[START The input]

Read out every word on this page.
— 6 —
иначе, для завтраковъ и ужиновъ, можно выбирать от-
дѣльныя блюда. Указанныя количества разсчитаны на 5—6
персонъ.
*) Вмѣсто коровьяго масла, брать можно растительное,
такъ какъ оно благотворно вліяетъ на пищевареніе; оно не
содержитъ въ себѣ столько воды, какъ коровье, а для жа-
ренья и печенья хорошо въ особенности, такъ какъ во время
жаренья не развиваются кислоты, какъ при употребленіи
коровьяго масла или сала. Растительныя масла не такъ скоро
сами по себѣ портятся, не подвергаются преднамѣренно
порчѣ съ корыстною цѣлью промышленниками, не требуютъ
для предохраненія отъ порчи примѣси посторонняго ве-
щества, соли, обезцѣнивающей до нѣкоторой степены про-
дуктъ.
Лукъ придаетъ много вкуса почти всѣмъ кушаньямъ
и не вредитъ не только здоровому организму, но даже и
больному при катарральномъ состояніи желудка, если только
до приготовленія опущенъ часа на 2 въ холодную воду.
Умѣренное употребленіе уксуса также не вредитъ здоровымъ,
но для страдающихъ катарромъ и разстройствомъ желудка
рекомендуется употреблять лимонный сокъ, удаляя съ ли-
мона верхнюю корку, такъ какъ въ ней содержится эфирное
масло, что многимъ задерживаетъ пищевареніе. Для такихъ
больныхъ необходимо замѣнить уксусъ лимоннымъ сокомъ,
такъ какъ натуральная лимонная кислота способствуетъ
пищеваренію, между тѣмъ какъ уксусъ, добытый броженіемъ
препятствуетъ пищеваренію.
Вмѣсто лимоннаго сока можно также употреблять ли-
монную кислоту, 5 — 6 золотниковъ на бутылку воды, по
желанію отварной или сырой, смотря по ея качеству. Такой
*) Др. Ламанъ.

[END The input]

Objective
The records above should be repeated in full, exactly as given.

Solution for this exercise
Read out every word on this page.
— 6 —
иначе, для завтраковъ и ужиновъ, можно выбирать от-
дѣльныя блюда. Указанныя количества разсчитаны на 5—6
персонъ.
*) Вмѣсто коровьяго масла, брать можно растительное,
такъ какъ оно благотворно вліяетъ на пищевареніе; оно не
содержитъ въ себѣ столько воды, какъ коровье, а для жа-
ренья и печенья хорошо въ особенности, такъ какъ во время
жаренья не развиваются кислоты, какъ при употребленіи
коровьяго масла или сала. Растительныя масла не такъ скоро
сами по себѣ портятся, не подвергаются преднамѣренно
порчѣ съ корыстною цѣлью промышленниками, не требуютъ
для предохраненія отъ порчи примѣси посторонняго ве-
щества, соли, обезцѣнивающей до нѣкоторой степены про-
дуктъ.
Лукъ придаетъ много вкуса почти всѣмъ кушаньямъ
и не вредитъ не только здоровому организму, но даже и
больному при катарральномъ состояніи желудка, если только
до приготовленія опущенъ часа на 2 въ холодную воду.
Умѣренное употребленіе уксуса также не вредитъ здоровымъ,
но для страдающихъ катарромъ и разстройствомъ желудка
рекомендуется употреблять лимонный сокъ, удаляя съ ли-
мона верхнюю корку, такъ какъ въ ней содержится эфирное
масло, что многимъ задерживаетъ пищевареніе. Для такихъ
больныхъ необходимо замѣнить уксусъ лимоннымъ сокомъ,
такъ какъ натуральная лимонная кислота способствуетъ
пищеваренію, между тѣмъ какъ уксусъ, добытый броженіемъ
препятствуетъ пищеваренію.
Вмѣсто лимоннаго сока можно также употреблять ли-
монную кислоту, 5 — 6 золотниковъ на бутылку воды, по
желанію отварной или сырой, смотря по ея качеству. Такой
*) Др. Ламанъ.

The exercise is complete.